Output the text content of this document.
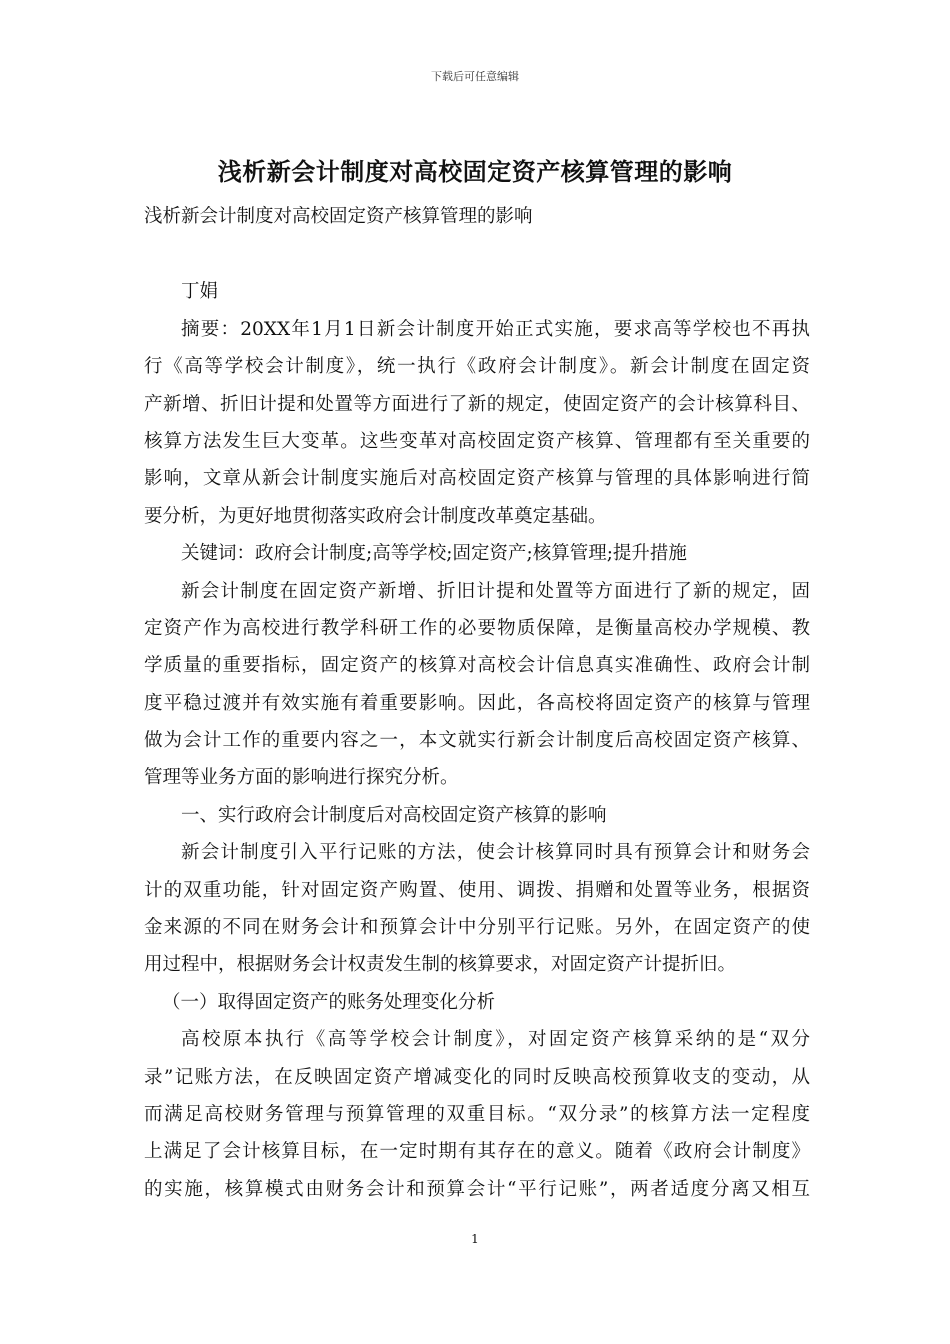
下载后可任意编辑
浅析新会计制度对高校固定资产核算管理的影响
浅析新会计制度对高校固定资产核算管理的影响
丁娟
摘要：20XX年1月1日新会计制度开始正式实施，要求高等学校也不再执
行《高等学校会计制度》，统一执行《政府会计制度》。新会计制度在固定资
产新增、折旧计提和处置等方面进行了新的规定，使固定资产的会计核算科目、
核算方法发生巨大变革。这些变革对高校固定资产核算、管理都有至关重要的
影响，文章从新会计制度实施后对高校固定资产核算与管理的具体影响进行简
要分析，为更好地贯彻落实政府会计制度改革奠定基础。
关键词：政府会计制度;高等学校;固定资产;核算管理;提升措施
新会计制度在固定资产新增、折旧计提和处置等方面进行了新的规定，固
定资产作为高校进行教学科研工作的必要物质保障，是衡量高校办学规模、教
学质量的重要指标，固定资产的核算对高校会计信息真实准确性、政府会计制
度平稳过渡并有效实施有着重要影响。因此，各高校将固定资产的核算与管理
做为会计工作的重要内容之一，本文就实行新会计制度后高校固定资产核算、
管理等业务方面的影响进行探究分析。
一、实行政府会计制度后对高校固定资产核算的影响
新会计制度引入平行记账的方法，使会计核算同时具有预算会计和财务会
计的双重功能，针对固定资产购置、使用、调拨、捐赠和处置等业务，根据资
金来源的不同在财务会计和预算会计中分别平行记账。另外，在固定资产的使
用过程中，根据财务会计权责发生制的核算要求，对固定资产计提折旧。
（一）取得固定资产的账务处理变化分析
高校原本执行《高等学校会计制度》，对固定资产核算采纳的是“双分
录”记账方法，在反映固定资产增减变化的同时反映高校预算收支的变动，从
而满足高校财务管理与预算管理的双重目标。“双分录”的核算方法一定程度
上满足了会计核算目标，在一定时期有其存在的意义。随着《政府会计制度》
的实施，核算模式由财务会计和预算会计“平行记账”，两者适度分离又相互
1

- _What is needed_
Without the pictures, transcribe the listing above exactly.

- _Exercise output_
Output the text content of this document.
下载后可任意编辑
浅析新会计制度对高校固定资产核算管理的影响
浅析新会计制度对高校固定资产核算管理的影响
丁娟
摘要：20XX年1月1日新会计制度开始正式实施，要求高等学校也不再执
行《高等学校会计制度》，统一执行《政府会计制度》。新会计制度在固定资
产新增、折旧计提和处置等方面进行了新的规定，使固定资产的会计核算科目、
核算方法发生巨大变革。这些变革对高校固定资产核算、管理都有至关重要的
影响，文章从新会计制度实施后对高校固定资产核算与管理的具体影响进行简
要分析，为更好地贯彻落实政府会计制度改革奠定基础。
关键词：政府会计制度;高等学校;固定资产;核算管理;提升措施
新会计制度在固定资产新增、折旧计提和处置等方面进行了新的规定，固
定资产作为高校进行教学科研工作的必要物质保障，是衡量高校办学规模、教
学质量的重要指标，固定资产的核算对高校会计信息真实准确性、政府会计制
度平稳过渡并有效实施有着重要影响。因此，各高校将固定资产的核算与管理
做为会计工作的重要内容之一，本文就实行新会计制度后高校固定资产核算、
管理等业务方面的影响进行探究分析。
一、实行政府会计制度后对高校固定资产核算的影响
新会计制度引入平行记账的方法，使会计核算同时具有预算会计和财务会
计的双重功能，针对固定资产购置、使用、调拨、捐赠和处置等业务，根据资
金来源的不同在财务会计和预算会计中分别平行记账。另外，在固定资产的使
用过程中，根据财务会计权责发生制的核算要求，对固定资产计提折旧。
（一）取得固定资产的账务处理变化分析
高校原本执行《高等学校会计制度》，对固定资产核算采纳的是“双分
录”记账方法，在反映固定资产增减变化的同时反映高校预算收支的变动，从
而满足高校财务管理与预算管理的双重目标。“双分录”的核算方法一定程度
上满足了会计核算目标，在一定时期有其存在的意义。随着《政府会计制度》
的实施，核算模式由财务会计和预算会计“平行记账”，两者适度分离又相互
1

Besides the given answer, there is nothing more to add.